Goal →
Make an exact copy of all the material below, apart from the pictures.

▽

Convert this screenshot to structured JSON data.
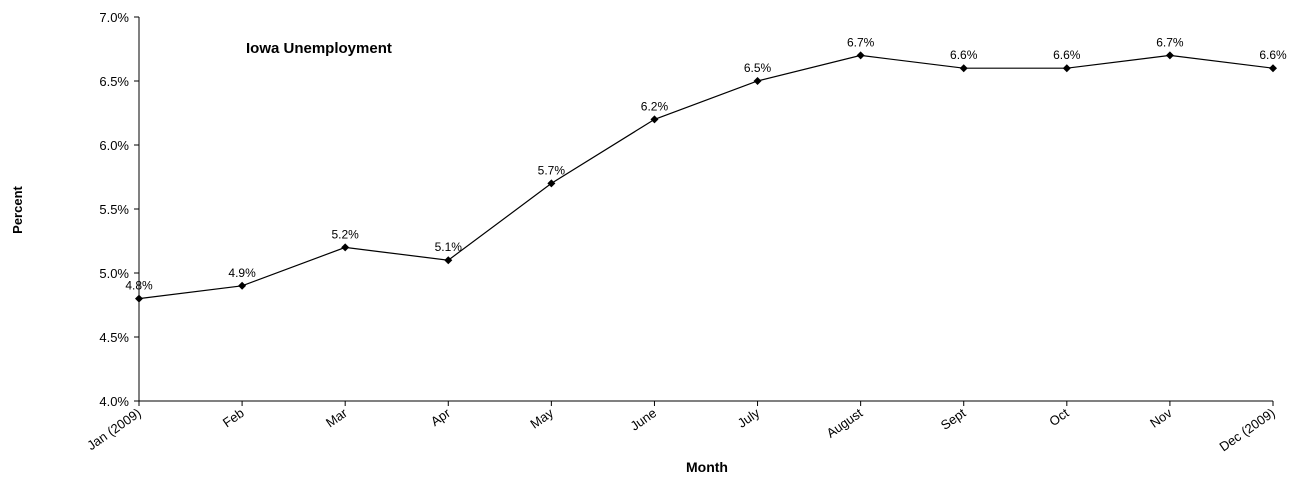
{
  "chart_data": {
    "type": "line",
    "title": "Iowa Unemployment",
    "xlabel": "Month",
    "ylabel": "Percent",
    "categories": [
      "Jan (2009)",
      "Feb",
      "Mar",
      "Apr",
      "May",
      "June",
      "July",
      "August",
      "Sept",
      "Oct",
      "Nov",
      "Dec (2009)"
    ],
    "series": [
      {
        "values": [
          4.8,
          4.9,
          5.2,
          5.1,
          5.7,
          6.2,
          6.5,
          6.7,
          6.6,
          6.6,
          6.7,
          6.6
        ],
        "labels": [
          "4.8%",
          "4.9%",
          "5.2%",
          "5.1%",
          "5.7%",
          "6.2%",
          "6.5%",
          "6.7%",
          "6.6%",
          "6.6%",
          "6.7%",
          "6.6%"
        ],
        "color": "#000000",
        "marker": "diamond"
      }
    ],
    "ylim": [
      4.0,
      7.0
    ],
    "yticks": [
      4.0,
      4.5,
      5.0,
      5.5,
      6.0,
      6.5,
      7.0
    ],
    "ytick_labels": [
      "4.0%",
      "4.5%",
      "5.0%",
      "5.5%",
      "6.0%",
      "6.5%",
      "7.0%"
    ],
    "grid": false,
    "legend": "none"
  }
}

△

The completed task →
Convert this screenshot to structured JSON data.
{
  "chart_data": {
    "type": "line",
    "title": "Iowa Unemployment",
    "xlabel": "Month",
    "ylabel": "Percent",
    "categories": [
      "Jan (2009)",
      "Feb",
      "Mar",
      "Apr",
      "May",
      "June",
      "July",
      "August",
      "Sept",
      "Oct",
      "Nov",
      "Dec (2009)"
    ],
    "series": [
      {
        "values": [
          4.8,
          4.9,
          5.2,
          5.1,
          5.7,
          6.2,
          6.5,
          6.7,
          6.6,
          6.6,
          6.7,
          6.6
        ],
        "labels": [
          "4.8%",
          "4.9%",
          "5.2%",
          "5.1%",
          "5.7%",
          "6.2%",
          "6.5%",
          "6.7%",
          "6.6%",
          "6.6%",
          "6.7%",
          "6.6%"
        ],
        "color": "#000000",
        "marker": "diamond"
      }
    ],
    "ylim": [
      4.0,
      7.0
    ],
    "yticks": [
      4.0,
      4.5,
      5.0,
      5.5,
      6.0,
      6.5,
      7.0
    ],
    "ytick_labels": [
      "4.0%",
      "4.5%",
      "5.0%",
      "5.5%",
      "6.0%",
      "6.5%",
      "7.0%"
    ],
    "grid": false,
    "legend": "none"
  }
}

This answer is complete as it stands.